Material supplied:
★ ★ ★ ★ ★
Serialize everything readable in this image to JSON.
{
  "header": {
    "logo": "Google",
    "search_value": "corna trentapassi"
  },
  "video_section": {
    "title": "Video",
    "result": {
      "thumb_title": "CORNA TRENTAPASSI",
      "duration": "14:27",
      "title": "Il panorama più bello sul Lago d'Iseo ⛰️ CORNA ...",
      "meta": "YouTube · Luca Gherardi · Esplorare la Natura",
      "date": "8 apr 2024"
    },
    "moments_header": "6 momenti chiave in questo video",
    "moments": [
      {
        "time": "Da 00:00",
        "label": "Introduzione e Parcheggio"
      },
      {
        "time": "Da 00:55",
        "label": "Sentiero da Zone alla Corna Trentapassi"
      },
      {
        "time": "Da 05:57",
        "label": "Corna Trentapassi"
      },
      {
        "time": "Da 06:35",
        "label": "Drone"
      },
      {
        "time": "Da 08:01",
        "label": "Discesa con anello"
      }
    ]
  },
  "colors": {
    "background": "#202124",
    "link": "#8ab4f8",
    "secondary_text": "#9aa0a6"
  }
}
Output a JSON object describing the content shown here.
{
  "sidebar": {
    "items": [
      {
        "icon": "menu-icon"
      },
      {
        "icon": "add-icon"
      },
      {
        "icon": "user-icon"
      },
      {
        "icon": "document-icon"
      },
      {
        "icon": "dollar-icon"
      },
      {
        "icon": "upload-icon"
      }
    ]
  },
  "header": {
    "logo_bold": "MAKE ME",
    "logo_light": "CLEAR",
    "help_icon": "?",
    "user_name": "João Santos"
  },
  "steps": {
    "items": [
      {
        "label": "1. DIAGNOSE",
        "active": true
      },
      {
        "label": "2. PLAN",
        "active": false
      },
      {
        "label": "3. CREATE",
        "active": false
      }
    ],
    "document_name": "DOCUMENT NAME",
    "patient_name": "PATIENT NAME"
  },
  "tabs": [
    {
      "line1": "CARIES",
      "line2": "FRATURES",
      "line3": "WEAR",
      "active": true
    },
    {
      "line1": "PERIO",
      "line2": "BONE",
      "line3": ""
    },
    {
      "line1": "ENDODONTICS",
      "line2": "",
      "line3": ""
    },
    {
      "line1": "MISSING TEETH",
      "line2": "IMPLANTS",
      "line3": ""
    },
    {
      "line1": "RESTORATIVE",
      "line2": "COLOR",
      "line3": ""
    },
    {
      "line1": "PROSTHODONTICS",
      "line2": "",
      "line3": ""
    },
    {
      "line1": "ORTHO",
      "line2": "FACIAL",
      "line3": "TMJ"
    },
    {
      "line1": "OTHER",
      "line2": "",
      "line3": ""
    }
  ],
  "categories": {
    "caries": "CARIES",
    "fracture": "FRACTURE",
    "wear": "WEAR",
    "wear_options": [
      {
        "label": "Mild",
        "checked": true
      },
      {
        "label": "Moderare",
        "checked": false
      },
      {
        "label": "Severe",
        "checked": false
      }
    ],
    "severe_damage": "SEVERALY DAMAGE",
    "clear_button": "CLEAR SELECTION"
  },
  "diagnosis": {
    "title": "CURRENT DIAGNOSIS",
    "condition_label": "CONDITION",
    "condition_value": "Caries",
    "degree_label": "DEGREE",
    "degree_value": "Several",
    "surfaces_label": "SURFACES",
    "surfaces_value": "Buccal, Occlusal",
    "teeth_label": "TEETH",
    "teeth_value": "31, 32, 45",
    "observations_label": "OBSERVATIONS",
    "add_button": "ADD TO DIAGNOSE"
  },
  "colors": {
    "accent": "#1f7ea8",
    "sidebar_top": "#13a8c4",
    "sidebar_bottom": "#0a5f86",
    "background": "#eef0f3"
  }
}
★ ★ ★ ★ ★
Do this: Answer only with how many lines in the records include "active".

Answer below: 4